- **EXERCISE INSTRUCTIONS**
Copy each line where the word "информации" occurs.

- **SUPPLIED MATERIAL**
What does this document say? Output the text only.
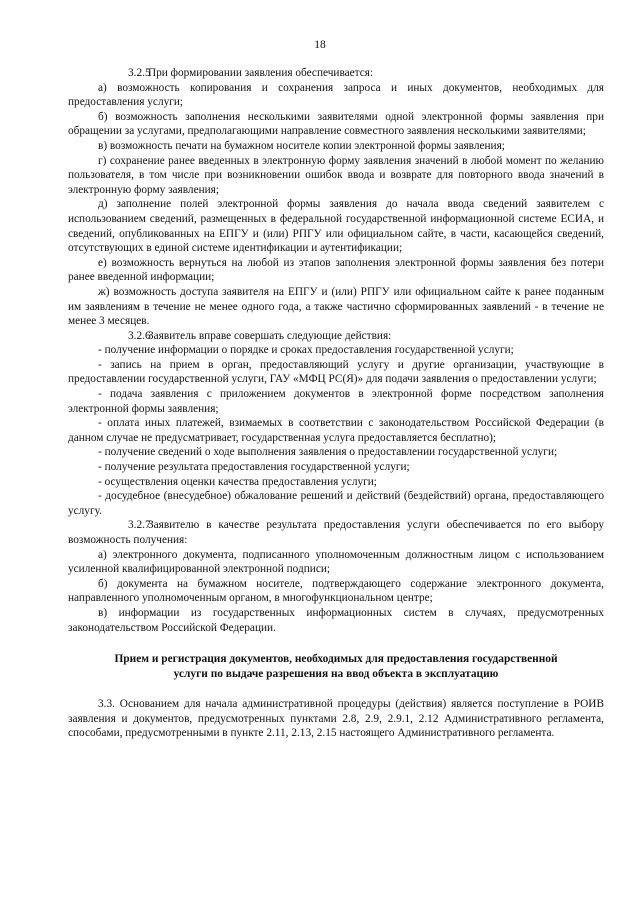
18

3.2.5При формировании заявления обеспечивается:

а) возможность копирования и сохранения запроса и иных документов, необходимых для предоставления услуги;

б) возможность заполнения несколькими заявителями одной электронной формы заявления при обращении за услугами, предполагающими направление совместного заявления несколькими заявителями;

в) возможность печати на бумажном носителе копии электронной формы заявления;

г) сохранение ранее введенных в электронную форму заявления значений в любой момент по желанию пользователя, в том числе при возникновении ошибок ввода и возврате для повторного ввода значений в электронную форму заявления;

д) заполнение полей электронной формы заявления до начала ввода сведений заявителем с использованием сведений, размещенных в федеральной государственной информационной системе ЕСИА, и сведений, опубликованных на ЕПГУ и (или) РПГУ или официальном сайте, в части, касающейся сведений, отсутствующих в единой системе идентификации и аутентификации;

е) возможность вернуться на любой из этапов заполнения электронной формы заявления без потери ранее введенной информации;

ж) возможность доступа заявителя на ЕПГУ и (или) РПГУ или официальном сайте к ранее поданным им заявлениям в течение не менее одного года, а также частично сформированных заявлений - в течение не менее 3 месяцев.

3.2.6Заявитель вправе совершать следующие действия:

- получение информации о порядке и сроках предоставления государственной услуги;

- запись на прием в орган, предоставляющий услугу и другие организации, участвующие в предоставлении государственной услуги, ГАУ «МФЦ РС(Я)» для подачи заявления о предоставлении услуги;

- подача заявления с приложением документов в электронной форме посредством заполнения электронной формы заявления;

- оплата иных платежей, взимаемых в соответствии с законодательством Российской Федерации (в данном случае не предусматривает, государственная услуга предоставляется бесплатно);

- получение сведений о ходе выполнения заявления о предоставлении государственной услуги;

- получение результата предоставления государственной услуги;

- осуществления оценки качества предоставления услуги;

- досудебное (внесудебное) обжалование решений и действий (бездействий) органа, предоставляющего услугу.

3.2.7Заявителю в качестве результата предоставления услуги обеспечивается по его выбору возможность получения:

а) электронного документа, подписанного уполномоченным должностным лицом с использованием усиленной квалифицированной электронной подписи;

б) документа на бумажном носителе, подтверждающего содержание электронного документа, направленного уполномоченным органом, в многофункциональном центре;

в) информации из государственных информационных систем в случаях, предусмотренных законодательством Российской Федерации.

Прием и регистрация документов, необходимых для предоставления государственной
услуги по выдаче разрешения на ввод объекта в эксплуатацию

3.3. Основанием для начала административной процедуры (действия) является поступление в РОИВ заявления и документов, предусмотренных пунктами 2.8, 2.9, 2.9.1, 2.12 Административного регламента, способами, предусмотренными в пункте 2.11, 2.13, 2.15 настоящего Административного регламента.
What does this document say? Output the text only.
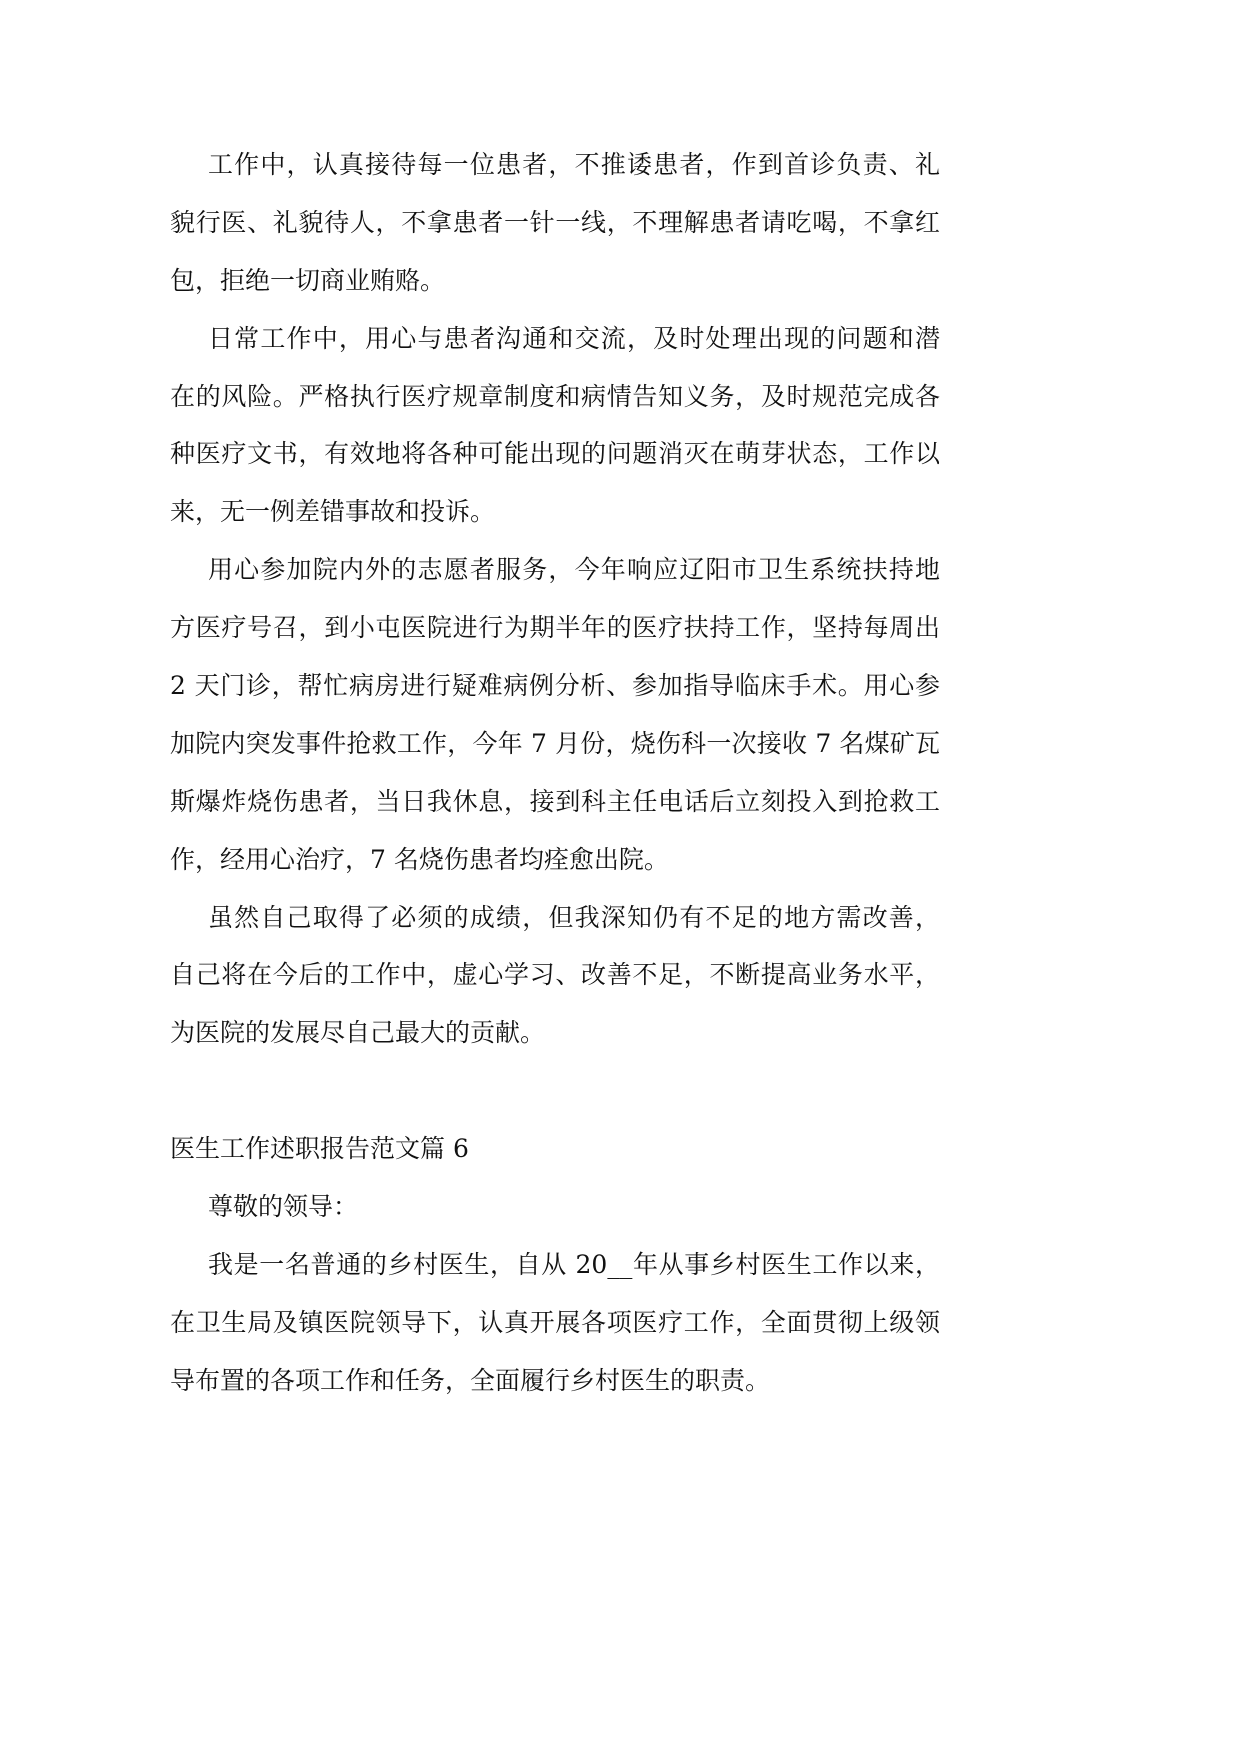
工作中，认真接待每一位患者，不推诿患者，作到首诊负责、礼
貌行医、礼貌待人，不拿患者一针一线，不理解患者请吃喝，不拿红
包，拒绝一切商业贿赂。
日常工作中，用心与患者沟通和交流，及时处理出现的问题和潜
在的风险。严格执行医疗规章制度和病情告知义务，及时规范完成各
种医疗文书，有效地将各种可能出现的问题消灭在萌芽状态，工作以
来，无一例差错事故和投诉。
用心参加院内外的志愿者服务，今年响应辽阳市卫生系统扶持地
方医疗号召，到小屯医院进行为期半年的医疗扶持工作，坚持每周出
2 天门诊，帮忙病房进行疑难病例分析、参加指导临床手术。用心参
加院内突发事件抢救工作，今年 7 月份，烧伤科一次接收 7 名煤矿瓦
斯爆炸烧伤患者，当日我休息，接到科主任电话后立刻投入到抢救工
作，经用心治疗，7 名烧伤患者均痊愈出院。
虽然自己取得了必须的成绩，但我深知仍有不足的地方需改善，
自己将在今后的工作中，虚心学习、改善不足，不断提高业务水平，
为医院的发展尽自己最大的贡献。
医生工作述职报告范文篇 6
尊敬的领导：
我是一名普通的乡村医生，自从 20__年从事乡村医生工作以来，
在卫生局及镇医院领导下，认真开展各项医疗工作，全面贯彻上级领
导布置的各项工作和任务，全面履行乡村医生的职责。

- **SOLUTION**
е) возможность вернуться на любой из этапов заполнения электронной формы заявления без потери ранее введенной информации;
- получение информации о порядке и сроках предоставления государственной услуги;
в) информации из государственных информационных систем в случаях, предусмотренных законодательством Российской Федерации.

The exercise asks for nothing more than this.